_Objective:_ Omit all pictures, then retype the data exactly as given.

Saved entries:

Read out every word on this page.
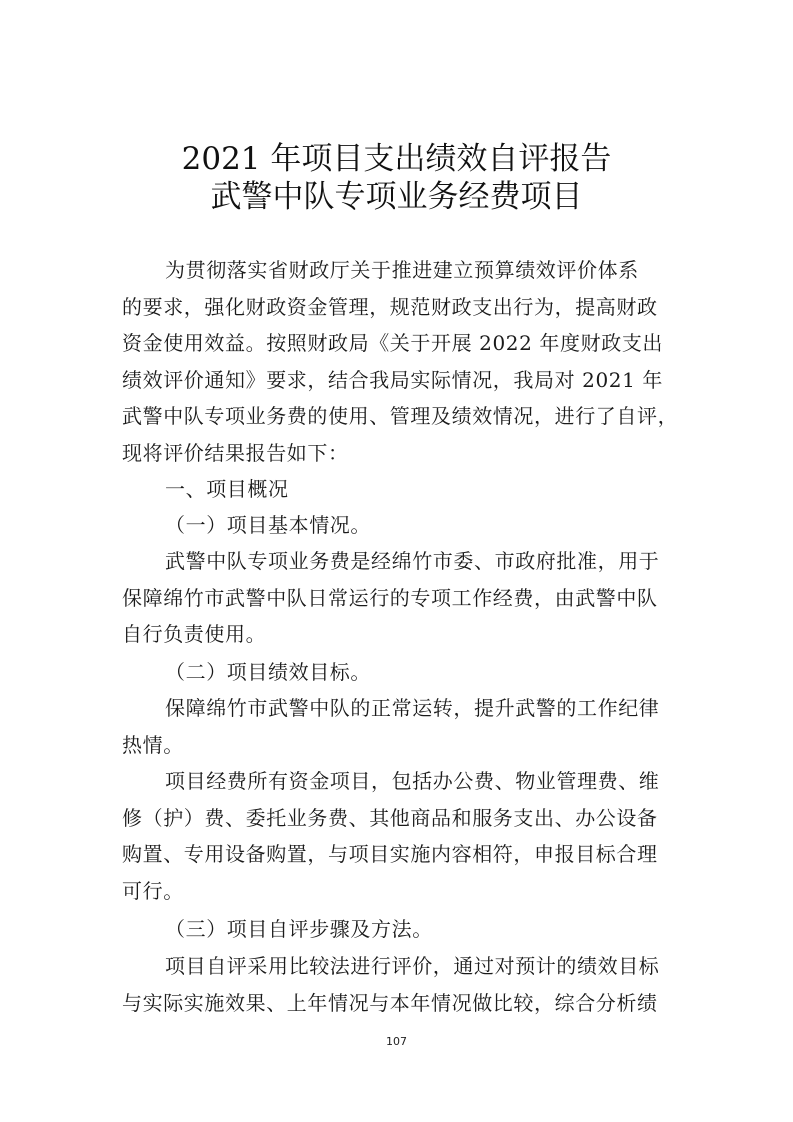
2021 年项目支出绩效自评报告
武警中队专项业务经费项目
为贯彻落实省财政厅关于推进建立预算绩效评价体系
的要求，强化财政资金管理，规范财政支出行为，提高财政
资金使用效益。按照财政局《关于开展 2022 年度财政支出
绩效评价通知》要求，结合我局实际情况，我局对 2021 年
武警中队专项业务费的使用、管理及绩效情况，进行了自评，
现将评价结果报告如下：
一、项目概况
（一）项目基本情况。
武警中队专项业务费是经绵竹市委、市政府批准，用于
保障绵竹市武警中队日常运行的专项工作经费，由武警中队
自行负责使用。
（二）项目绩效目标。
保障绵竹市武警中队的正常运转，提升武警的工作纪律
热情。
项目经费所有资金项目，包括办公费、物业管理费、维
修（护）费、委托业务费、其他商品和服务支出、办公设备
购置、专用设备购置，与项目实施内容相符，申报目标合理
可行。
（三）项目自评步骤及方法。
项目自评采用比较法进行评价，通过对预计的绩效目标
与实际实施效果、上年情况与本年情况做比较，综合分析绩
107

_The answer:_
Read out every word on this page.
2021 年项目支出绩效自评报告
武警中队专项业务经费项目
为贯彻落实省财政厅关于推进建立预算绩效评价体系
的要求，强化财政资金管理，规范财政支出行为，提高财政
资金使用效益。按照财政局《关于开展 2022 年度财政支出
绩效评价通知》要求，结合我局实际情况，我局对 2021 年
武警中队专项业务费的使用、管理及绩效情况，进行了自评，
现将评价结果报告如下：
一、项目概况
（一）项目基本情况。
武警中队专项业务费是经绵竹市委、市政府批准，用于
保障绵竹市武警中队日常运行的专项工作经费，由武警中队
自行负责使用。
（二）项目绩效目标。
保障绵竹市武警中队的正常运转，提升武警的工作纪律
热情。
项目经费所有资金项目，包括办公费、物业管理费、维
修（护）费、委托业务费、其他商品和服务支出、办公设备
购置、专用设备购置，与项目实施内容相符，申报目标合理
可行。
（三）项目自评步骤及方法。
项目自评采用比较法进行评价，通过对预计的绩效目标
与实际实施效果、上年情况与本年情况做比较，综合分析绩
107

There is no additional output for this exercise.